Rewrite the rows from the first line through the line holding "copy-button[interactable]: Copy <box>539", inclusive, swapping "Invoices" for "Statements" and keeping everything else the same.

Element region listings:
⟨
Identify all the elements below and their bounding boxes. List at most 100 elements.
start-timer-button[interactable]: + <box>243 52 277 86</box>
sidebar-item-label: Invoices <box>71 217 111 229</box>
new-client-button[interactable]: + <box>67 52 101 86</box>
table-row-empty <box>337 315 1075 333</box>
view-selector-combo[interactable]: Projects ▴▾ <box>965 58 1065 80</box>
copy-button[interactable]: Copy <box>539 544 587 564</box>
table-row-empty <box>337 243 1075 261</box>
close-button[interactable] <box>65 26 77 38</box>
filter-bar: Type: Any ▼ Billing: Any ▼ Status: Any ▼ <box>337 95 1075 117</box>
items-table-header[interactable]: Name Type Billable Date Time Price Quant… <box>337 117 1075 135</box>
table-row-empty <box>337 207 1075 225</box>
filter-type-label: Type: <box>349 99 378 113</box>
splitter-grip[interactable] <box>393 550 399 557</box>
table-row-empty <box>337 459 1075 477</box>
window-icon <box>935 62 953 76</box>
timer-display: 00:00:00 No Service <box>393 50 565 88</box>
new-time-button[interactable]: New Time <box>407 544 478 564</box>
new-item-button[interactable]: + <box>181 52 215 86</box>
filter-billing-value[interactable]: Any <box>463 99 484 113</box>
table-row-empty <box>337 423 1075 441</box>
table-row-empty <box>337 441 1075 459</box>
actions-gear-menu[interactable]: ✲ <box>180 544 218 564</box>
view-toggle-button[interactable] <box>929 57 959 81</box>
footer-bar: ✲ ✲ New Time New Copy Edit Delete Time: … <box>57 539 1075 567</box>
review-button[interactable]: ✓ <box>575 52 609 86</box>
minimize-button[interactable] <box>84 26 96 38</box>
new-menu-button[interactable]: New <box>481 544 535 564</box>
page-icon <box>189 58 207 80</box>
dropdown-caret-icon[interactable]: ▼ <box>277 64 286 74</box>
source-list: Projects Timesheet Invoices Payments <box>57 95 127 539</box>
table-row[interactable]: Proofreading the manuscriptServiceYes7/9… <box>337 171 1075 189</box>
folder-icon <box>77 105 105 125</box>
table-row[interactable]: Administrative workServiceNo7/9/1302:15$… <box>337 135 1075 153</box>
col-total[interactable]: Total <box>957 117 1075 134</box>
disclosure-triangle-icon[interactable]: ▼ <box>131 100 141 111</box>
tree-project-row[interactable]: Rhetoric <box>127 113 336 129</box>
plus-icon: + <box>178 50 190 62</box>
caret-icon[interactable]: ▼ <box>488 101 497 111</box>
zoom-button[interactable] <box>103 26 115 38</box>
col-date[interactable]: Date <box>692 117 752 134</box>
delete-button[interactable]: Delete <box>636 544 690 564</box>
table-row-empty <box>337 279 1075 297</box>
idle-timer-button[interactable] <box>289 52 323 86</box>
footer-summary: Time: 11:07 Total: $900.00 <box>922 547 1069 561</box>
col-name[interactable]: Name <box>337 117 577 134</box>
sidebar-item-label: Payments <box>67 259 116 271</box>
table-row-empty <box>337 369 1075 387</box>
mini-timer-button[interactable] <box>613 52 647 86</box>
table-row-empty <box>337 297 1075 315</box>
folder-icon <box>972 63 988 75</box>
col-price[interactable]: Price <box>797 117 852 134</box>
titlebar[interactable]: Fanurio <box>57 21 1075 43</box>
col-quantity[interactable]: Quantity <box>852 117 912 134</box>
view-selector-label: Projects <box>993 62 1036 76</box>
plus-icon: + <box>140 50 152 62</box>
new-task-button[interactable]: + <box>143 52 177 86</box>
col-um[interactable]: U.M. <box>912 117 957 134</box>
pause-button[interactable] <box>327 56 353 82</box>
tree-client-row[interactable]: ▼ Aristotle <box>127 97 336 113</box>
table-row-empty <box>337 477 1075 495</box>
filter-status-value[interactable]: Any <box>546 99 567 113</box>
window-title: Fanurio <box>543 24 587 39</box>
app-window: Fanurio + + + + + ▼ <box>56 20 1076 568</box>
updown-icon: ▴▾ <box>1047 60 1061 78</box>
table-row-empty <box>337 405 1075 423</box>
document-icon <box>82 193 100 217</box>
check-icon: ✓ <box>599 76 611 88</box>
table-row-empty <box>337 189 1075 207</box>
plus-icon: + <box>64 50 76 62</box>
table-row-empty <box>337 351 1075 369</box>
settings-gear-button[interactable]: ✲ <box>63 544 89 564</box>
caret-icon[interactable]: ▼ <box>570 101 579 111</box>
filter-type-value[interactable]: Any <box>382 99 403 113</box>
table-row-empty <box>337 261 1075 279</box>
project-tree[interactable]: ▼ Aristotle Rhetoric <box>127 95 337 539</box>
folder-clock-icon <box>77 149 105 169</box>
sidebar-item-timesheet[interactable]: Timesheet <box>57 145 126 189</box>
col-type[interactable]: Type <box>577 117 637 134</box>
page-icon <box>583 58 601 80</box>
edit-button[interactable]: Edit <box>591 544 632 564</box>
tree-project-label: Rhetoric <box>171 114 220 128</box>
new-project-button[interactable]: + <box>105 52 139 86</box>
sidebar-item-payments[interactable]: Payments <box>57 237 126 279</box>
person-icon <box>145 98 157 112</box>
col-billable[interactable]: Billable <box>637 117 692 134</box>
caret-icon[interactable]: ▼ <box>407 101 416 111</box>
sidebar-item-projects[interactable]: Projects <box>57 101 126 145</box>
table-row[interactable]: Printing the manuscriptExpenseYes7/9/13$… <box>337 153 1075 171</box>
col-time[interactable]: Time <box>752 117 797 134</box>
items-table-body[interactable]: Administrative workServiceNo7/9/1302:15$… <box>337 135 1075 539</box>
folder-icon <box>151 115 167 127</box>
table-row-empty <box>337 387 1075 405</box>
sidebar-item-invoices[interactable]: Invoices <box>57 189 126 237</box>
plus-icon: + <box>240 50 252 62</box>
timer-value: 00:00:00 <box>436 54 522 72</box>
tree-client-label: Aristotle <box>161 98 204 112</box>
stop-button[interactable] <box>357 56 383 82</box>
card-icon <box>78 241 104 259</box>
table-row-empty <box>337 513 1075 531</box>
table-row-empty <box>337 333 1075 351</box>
⟩
Full answer:
Identify all the elements below and their bounding boxes. List at most 100 elements.
start-timer-button[interactable]: + <box>243 52 277 86</box>
sidebar-item-label: Statements <box>71 217 111 229</box>
new-client-button[interactable]: + <box>67 52 101 86</box>
table-row-empty <box>337 315 1075 333</box>
view-selector-combo[interactable]: Projects ▴▾ <box>965 58 1065 80</box>
copy-button[interactable]: Copy <box>539 544 587 564</box>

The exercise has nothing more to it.